Exercice court A.
Répondez aux questions suivantes à partir du texte sur le projet de standardisation totale :
(i) Dans quelle région ce projet est-il présenté comme un fait bien attesté ?
(ii) À quel empire le texte attribue-t-il ce projet ?
(iii) Quels sont les trois noms donnés à ce projet ?
Exercice court B. Recopiez, dans le texte sur le projet de standardisation totale, le passage qui s'ouvre sur les mots « Ce projet est » et se ferme sur « un caractère absolu. ».
Exercice court C. Prolongez le texte sur le projet de standardisation totale après sa dernière phrase.

Texte du document.
· · · ·
Ce projet est un fait bien attesté dans le Proche Orient Ancien. C’était le projet de l’empire voisin d’Israël qui, dans un geste conquérant, voulait ramener le monde à sa vision des choses. C’était le projet de standardisation totale qui consiste à dicter à chacun quelle est son identité, quelle est sa place, ce qu’il doit faire et, si possible, ce qu’il doit penser. Ce projet a plusieurs noms. La dictature qui dicte ; le totalitarisme qui gère la totalité des personnes et des aspects de la vie quotidienne ; l’absolutisme qui pose que son point de vue a un caractère absolu.
· · · ·
Informations fournies.

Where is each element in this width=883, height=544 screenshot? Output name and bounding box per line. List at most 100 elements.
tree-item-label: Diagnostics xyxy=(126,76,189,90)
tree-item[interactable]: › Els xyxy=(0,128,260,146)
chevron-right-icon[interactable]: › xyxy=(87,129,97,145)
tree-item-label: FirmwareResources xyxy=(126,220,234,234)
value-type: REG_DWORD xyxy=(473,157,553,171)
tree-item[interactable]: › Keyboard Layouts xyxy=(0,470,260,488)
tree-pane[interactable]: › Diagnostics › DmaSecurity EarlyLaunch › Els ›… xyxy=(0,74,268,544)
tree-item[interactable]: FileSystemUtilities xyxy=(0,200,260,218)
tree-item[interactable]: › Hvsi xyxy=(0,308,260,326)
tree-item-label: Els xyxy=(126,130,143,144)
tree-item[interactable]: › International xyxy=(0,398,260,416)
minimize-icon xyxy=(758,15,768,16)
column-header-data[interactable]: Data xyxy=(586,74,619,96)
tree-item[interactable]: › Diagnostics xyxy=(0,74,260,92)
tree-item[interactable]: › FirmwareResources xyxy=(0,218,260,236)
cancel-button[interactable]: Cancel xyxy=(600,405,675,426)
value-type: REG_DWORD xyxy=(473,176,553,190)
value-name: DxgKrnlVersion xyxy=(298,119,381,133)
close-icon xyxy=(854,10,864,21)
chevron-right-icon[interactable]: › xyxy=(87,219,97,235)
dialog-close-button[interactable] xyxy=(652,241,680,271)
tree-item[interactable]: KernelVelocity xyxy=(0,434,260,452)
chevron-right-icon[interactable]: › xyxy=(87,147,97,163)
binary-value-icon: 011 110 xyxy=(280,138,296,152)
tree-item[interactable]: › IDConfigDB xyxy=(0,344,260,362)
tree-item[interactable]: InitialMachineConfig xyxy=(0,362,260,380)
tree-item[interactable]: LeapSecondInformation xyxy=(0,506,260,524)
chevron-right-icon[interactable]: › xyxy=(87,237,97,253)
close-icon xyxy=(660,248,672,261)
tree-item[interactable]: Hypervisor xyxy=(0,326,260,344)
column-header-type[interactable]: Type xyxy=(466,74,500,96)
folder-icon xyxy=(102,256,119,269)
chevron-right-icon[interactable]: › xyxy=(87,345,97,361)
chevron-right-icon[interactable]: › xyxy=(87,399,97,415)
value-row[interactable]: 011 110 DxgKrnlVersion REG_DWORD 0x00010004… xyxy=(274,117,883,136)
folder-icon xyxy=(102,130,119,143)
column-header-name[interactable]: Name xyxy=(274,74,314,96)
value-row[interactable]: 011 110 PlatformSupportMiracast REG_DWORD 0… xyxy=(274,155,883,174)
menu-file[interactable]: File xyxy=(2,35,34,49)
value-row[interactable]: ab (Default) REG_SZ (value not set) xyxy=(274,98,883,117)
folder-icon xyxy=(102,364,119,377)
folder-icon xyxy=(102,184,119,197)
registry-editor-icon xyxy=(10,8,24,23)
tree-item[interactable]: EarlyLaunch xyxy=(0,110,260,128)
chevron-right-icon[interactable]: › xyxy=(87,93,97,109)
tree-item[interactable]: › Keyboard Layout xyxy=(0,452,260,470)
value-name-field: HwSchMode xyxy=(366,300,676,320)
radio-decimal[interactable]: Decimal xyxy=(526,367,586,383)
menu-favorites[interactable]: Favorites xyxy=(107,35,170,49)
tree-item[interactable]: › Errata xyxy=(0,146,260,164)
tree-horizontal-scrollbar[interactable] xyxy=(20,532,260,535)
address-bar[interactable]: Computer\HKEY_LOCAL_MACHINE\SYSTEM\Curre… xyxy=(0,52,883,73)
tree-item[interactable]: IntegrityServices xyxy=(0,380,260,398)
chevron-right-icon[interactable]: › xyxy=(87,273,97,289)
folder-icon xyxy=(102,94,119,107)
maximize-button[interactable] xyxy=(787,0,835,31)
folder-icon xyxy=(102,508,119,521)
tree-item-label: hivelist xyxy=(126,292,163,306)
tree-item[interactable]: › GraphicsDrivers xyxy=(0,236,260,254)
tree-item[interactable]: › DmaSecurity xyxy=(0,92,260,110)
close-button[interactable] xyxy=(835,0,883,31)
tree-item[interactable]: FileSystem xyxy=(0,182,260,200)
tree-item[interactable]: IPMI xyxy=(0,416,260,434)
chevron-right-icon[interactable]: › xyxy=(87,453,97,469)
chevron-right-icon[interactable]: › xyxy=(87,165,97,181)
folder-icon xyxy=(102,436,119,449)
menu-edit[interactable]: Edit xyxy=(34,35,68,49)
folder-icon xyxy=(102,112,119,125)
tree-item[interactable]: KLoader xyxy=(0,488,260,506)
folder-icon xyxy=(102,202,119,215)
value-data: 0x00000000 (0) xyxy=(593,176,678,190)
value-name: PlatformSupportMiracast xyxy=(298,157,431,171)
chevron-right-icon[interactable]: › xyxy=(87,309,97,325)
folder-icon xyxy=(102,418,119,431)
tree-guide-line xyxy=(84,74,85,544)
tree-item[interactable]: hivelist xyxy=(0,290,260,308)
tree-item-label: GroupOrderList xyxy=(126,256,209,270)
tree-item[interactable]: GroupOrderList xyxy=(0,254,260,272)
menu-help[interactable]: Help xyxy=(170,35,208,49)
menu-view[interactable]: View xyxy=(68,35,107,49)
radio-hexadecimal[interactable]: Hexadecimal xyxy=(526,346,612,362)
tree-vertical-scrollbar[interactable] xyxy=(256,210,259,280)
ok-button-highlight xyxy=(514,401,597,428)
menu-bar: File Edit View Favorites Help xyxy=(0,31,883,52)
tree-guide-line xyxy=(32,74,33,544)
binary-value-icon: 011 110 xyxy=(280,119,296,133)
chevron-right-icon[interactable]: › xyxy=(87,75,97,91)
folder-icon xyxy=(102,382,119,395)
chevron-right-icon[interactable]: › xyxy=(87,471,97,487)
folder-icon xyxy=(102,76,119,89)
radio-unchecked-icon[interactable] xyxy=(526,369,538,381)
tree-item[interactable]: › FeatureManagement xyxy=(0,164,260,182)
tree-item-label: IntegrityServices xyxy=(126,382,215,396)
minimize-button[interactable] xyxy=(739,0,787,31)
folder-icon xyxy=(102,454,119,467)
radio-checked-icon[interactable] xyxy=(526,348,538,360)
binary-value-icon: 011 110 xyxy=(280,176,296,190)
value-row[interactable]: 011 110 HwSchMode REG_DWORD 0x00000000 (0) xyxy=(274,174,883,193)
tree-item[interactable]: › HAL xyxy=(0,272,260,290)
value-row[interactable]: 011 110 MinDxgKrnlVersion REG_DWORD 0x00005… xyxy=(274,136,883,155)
· · · ·
Corrigé A.
(i) Dans le Proche Orient Ancien.
(ii) À l'empire voisin d'Israël.
(iii) La dictature, le totalitarisme et l'absolutisme.

Corrigé B.
Ce projet est un fait bien attesté dans le Proche Orient Ancien. C’était le projet de l’empire voisin d’Israël qui, dans un geste conquérant, voulait ramener le monde à sa vision des choses. C’était le projet de standardisation totale qui consiste à dicter à chacun quelle est son identité, quelle est sa place, ce qu’il doit faire et, si possible, ce qu’il doit penser. Ce projet a plusieurs noms. La dictature qui dicte ; le totalitarisme qui gère la totalité des personnes et des aspects de la vie quotidienne ; l’absolutisme qui pose que son point de vue a un caractère absolu.

Corrigé C.
Le texte biblique propose une approche alternative. Ce n’est plus le « un » qui est recherché ; ce n’est plus l’unicité qui est visée. C’est la pluralité. Ce n’est plus le conforme qui est voulu, c’est le divergent qui est encouragé, valorisé. À l’opposé d’une vision d’Empire, les rédacteurs bibliques proposent un monde multipolaire. Non pas une globalisation qui standardise tout, mais une mondialisation qui maintient les différences et les relie les unes avec les autres.

L’histoire du camp de Rivesaltes montre que le monde biblique était à l’intérieur du camp, parmi les réfugiés, les internés, les déplacés. C’est au sein du camp que se trouvait une population correspondant à l’idéal biblique alors que les promoteurs de ce camp, ceux qui l’ont utilisé à leurs fins politiques, étaient dans une vision de l’Empire, combattu par le rédacteur biblique. La tour de Babel était à l’extérieur du camp. L’histoire du camp de Rivesaltes qui éclaire le récit de la tour de Babel et nous le rend particulièrement familier, nous aide aussi à penser l’Europe.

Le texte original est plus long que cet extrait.